**Task details:**
Return the listing below unchanged, minus its pictures.

**Items:**
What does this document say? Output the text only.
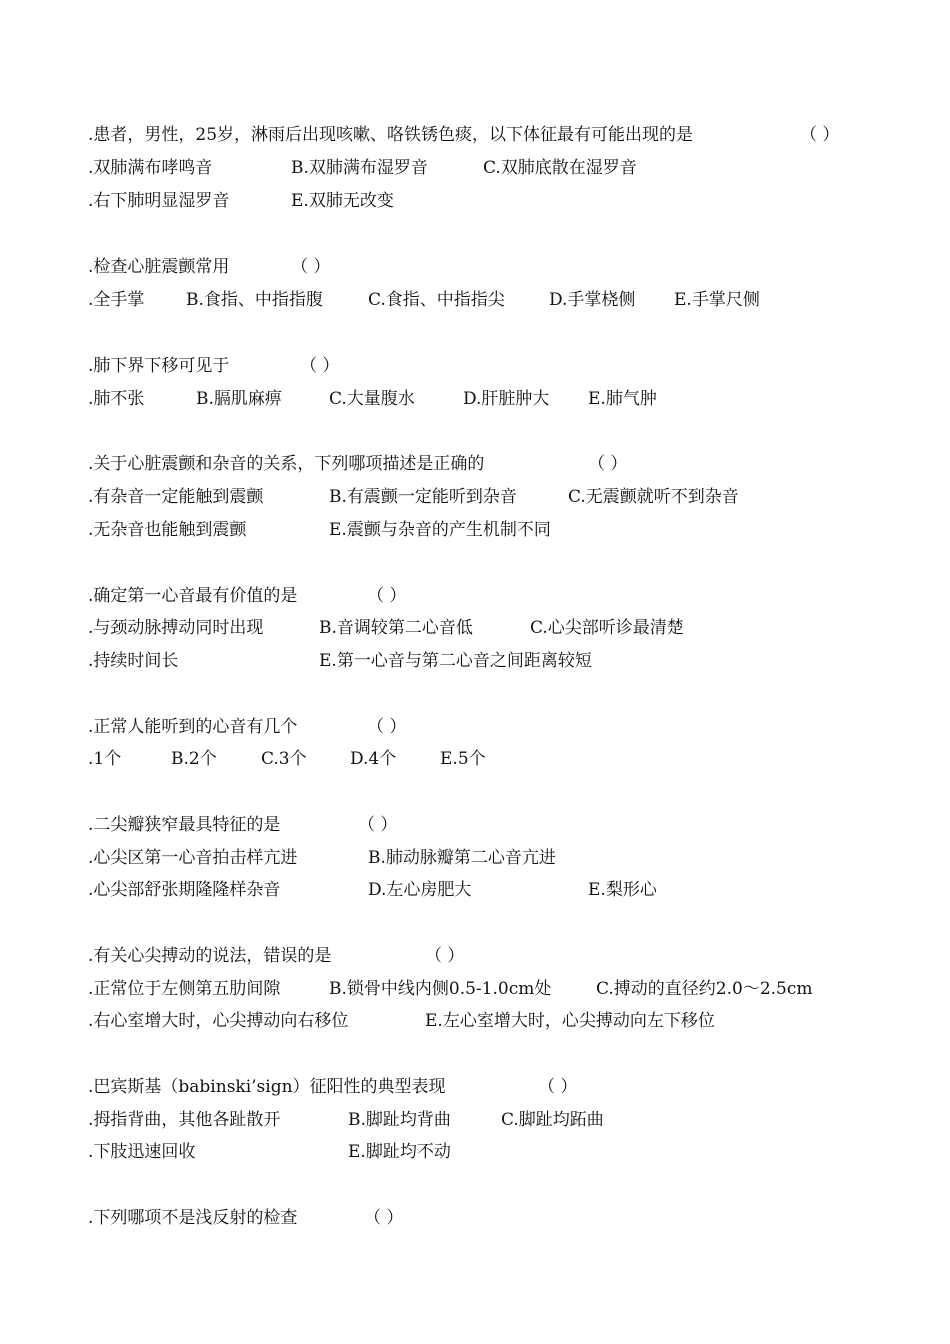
.患者，男性，25岁，淋雨后出现咳嗽、咯铁锈色痰，以下体征最有可能出现的是	（ ）
.双肺满布哮鸣音	B.双肺满布湿罗音	C.双肺底散在湿罗音
.右下肺明显湿罗音	E.双肺无改变
.检查心脏震颤常用	（ ）
.全手掌 B.食指、中指指腹	C.食指、中指指尖	D.手掌桡侧 E.手掌尺侧
.肺下界下移可见于	（ ）
.肺不张	B.膈肌麻痹	C.大量腹水	D.肝脏肿大 E.肺气肿
.关于心脏震颤和杂音的关系，下列哪项描述是正确的	（ ）
.有杂音一定能触到震颤	B.有震颤一定能听到杂音	C.无震颤就听不到杂音
.无杂音也能触到震颤	E.震颤与杂音的产生机制不同
.确定第一心音最有价值的是	（ ）
.与颈动脉搏动同时出现	B.音调较第二心音低	C.心尖部听诊最清楚
.持续时间长	E.第一心音与第二心音之间距离较短
.正常人能听到的心音有几个	（ ）
.1个	B.2个	C.3个	D.4个	E.5个
.二尖瓣狭窄最具特征的是	（ ）
.心尖区第一心音拍击样亢进	B.肺动脉瓣第二心音亢进
.心尖部舒张期隆隆样杂音	D.左心房肥大	E.梨形心
.有关心尖搏动的说法，错误的是	（ ）
.正常位于左侧第五肋间隙	B.锁骨中线内侧0.5-1.0cm处	C.搏动的直径约2.0～2.5cm
.右心室增大时，心尖搏动向右移位	E.左心室增大时，心尖搏动向左下移位
.巴宾斯基（babinski’sign）征阳性的典型表现	（ ）
.拇指背曲，其他各趾散开	B.脚趾均背曲	C.脚趾均跖曲
.下肢迅速回收	E.脚趾均不动
.下列哪项不是浅反射的检查	（ ）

**Worked solution:**
What does this document say? Output the text only.
.患者，男性，25岁，淋雨后出现咳嗽、咯铁锈色痰，以下体征最有可能出现的是	（ ）
.双肺满布哮鸣音	B.双肺满布湿罗音	C.双肺底散在湿罗音
.右下肺明显湿罗音	E.双肺无改变
.检查心脏震颤常用	（ ）
.全手掌 B.食指、中指指腹	C.食指、中指指尖	D.手掌桡侧 E.手掌尺侧
.肺下界下移可见于	（ ）
.肺不张	B.膈肌麻痹	C.大量腹水	D.肝脏肿大 E.肺气肿
.关于心脏震颤和杂音的关系，下列哪项描述是正确的	（ ）
.有杂音一定能触到震颤	B.有震颤一定能听到杂音	C.无震颤就听不到杂音
.无杂音也能触到震颤	E.震颤与杂音的产生机制不同
.确定第一心音最有价值的是	（ ）
.与颈动脉搏动同时出现	B.音调较第二心音低	C.心尖部听诊最清楚
.持续时间长	E.第一心音与第二心音之间距离较短
.正常人能听到的心音有几个	（ ）
.1个	B.2个	C.3个	D.4个	E.5个
.二尖瓣狭窄最具特征的是	（ ）
.心尖区第一心音拍击样亢进	B.肺动脉瓣第二心音亢进
.心尖部舒张期隆隆样杂音	D.左心房肥大	E.梨形心
.有关心尖搏动的说法，错误的是	（ ）
.正常位于左侧第五肋间隙	B.锁骨中线内侧0.5-1.0cm处	C.搏动的直径约2.0～2.5cm
.右心室增大时，心尖搏动向右移位	E.左心室增大时，心尖搏动向左下移位
.巴宾斯基（babinski’sign）征阳性的典型表现	（ ）
.拇指背曲，其他各趾散开	B.脚趾均背曲	C.脚趾均跖曲
.下肢迅速回收	E.脚趾均不动
.下列哪项不是浅反射的检查	（ ）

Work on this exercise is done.